EXERCISE DETAILS =>
Here are some records; copy every line that holds the word "käyttäen".

DATA SECTION =>
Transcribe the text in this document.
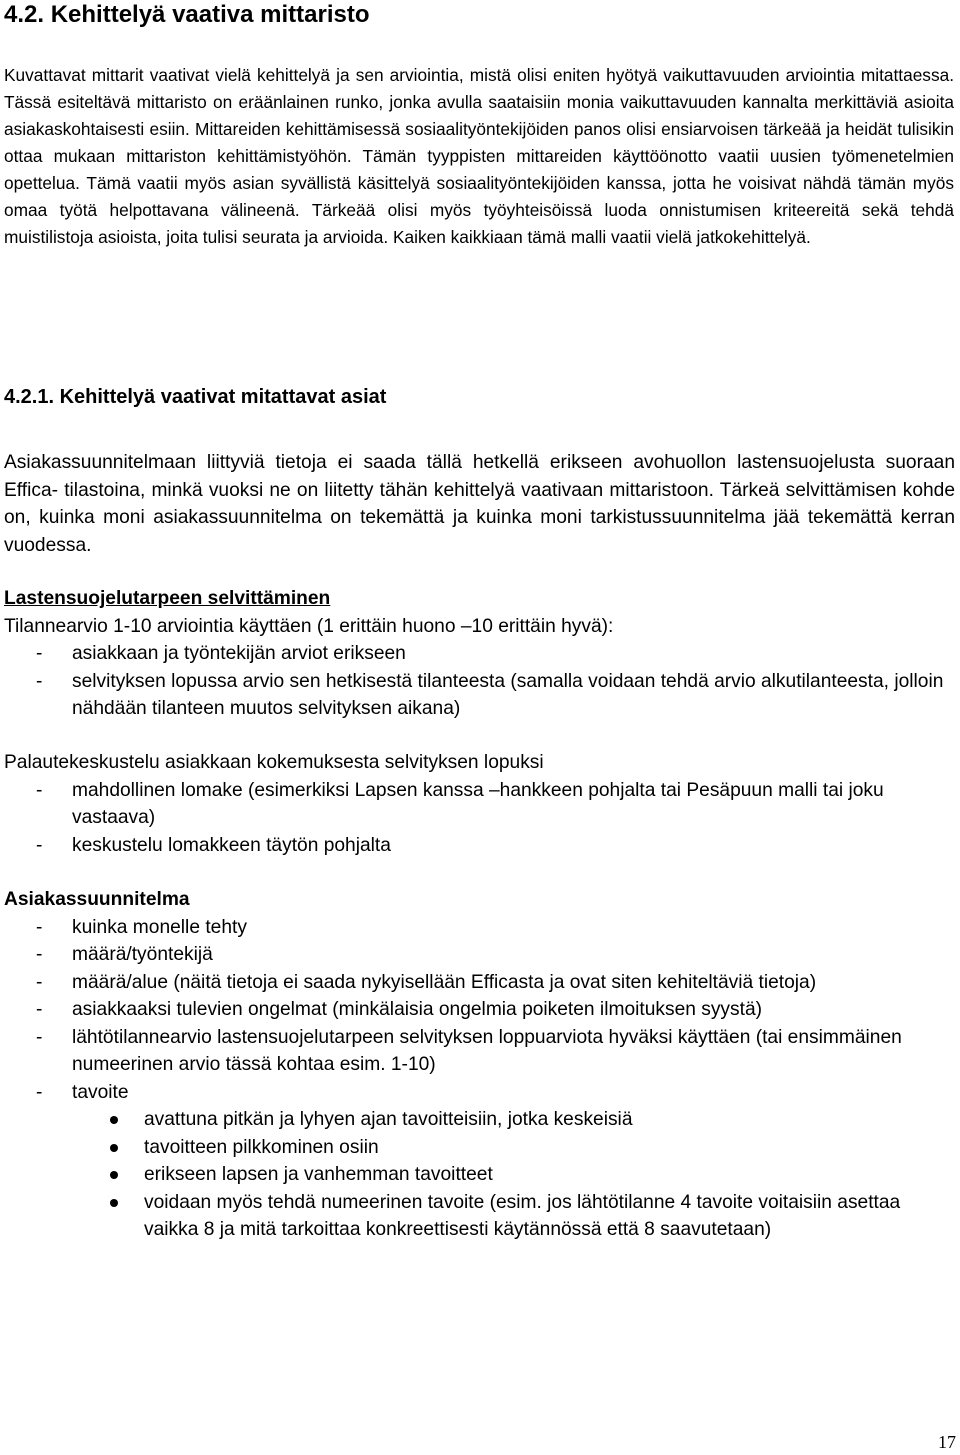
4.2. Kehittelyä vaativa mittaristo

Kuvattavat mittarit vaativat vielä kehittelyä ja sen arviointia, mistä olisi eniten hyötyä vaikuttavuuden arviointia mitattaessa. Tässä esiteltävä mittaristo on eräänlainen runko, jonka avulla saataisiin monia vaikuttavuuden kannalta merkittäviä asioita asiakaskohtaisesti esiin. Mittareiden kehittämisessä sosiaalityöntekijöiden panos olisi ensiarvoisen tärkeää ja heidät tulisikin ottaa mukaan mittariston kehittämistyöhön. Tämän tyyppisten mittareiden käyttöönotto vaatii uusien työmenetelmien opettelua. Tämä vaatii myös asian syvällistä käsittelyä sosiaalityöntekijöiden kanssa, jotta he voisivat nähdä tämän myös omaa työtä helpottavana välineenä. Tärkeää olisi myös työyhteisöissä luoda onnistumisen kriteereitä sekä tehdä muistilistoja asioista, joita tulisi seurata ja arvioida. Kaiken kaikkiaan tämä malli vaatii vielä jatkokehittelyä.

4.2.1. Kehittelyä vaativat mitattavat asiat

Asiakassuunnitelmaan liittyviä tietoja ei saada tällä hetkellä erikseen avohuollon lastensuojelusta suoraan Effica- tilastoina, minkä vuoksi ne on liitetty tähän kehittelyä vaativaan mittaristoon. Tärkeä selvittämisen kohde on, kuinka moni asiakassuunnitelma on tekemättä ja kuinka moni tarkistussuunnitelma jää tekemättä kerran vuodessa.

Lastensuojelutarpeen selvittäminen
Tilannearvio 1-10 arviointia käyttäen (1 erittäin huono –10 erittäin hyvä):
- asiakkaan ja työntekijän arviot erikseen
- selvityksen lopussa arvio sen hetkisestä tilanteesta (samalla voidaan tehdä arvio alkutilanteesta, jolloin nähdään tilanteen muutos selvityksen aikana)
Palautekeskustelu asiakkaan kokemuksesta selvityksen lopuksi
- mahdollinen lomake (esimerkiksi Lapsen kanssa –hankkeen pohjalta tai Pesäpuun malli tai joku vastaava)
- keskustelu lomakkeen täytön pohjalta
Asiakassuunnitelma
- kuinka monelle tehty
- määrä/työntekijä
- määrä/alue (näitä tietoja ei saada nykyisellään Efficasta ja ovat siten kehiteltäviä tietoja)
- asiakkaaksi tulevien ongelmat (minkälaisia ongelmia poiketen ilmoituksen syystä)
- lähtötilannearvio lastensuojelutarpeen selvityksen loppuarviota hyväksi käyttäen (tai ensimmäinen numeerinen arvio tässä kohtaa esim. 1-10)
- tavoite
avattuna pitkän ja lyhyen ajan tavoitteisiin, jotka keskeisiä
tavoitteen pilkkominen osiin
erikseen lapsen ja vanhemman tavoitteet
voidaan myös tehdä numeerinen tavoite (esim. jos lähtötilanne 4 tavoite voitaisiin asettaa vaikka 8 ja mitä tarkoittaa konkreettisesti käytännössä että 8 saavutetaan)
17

ANSWER TO THIS EXERCISE =>
Tilannearvio 1-10 arviointia käyttäen (1 erittäin huono –10 erittäin hyvä):
- lähtötilannearvio lastensuojelutarpeen selvityksen loppuarviota hyväksi käyttäen (tai ensimmäinen numeerinen arvio tässä kohtaa esim. 1-10)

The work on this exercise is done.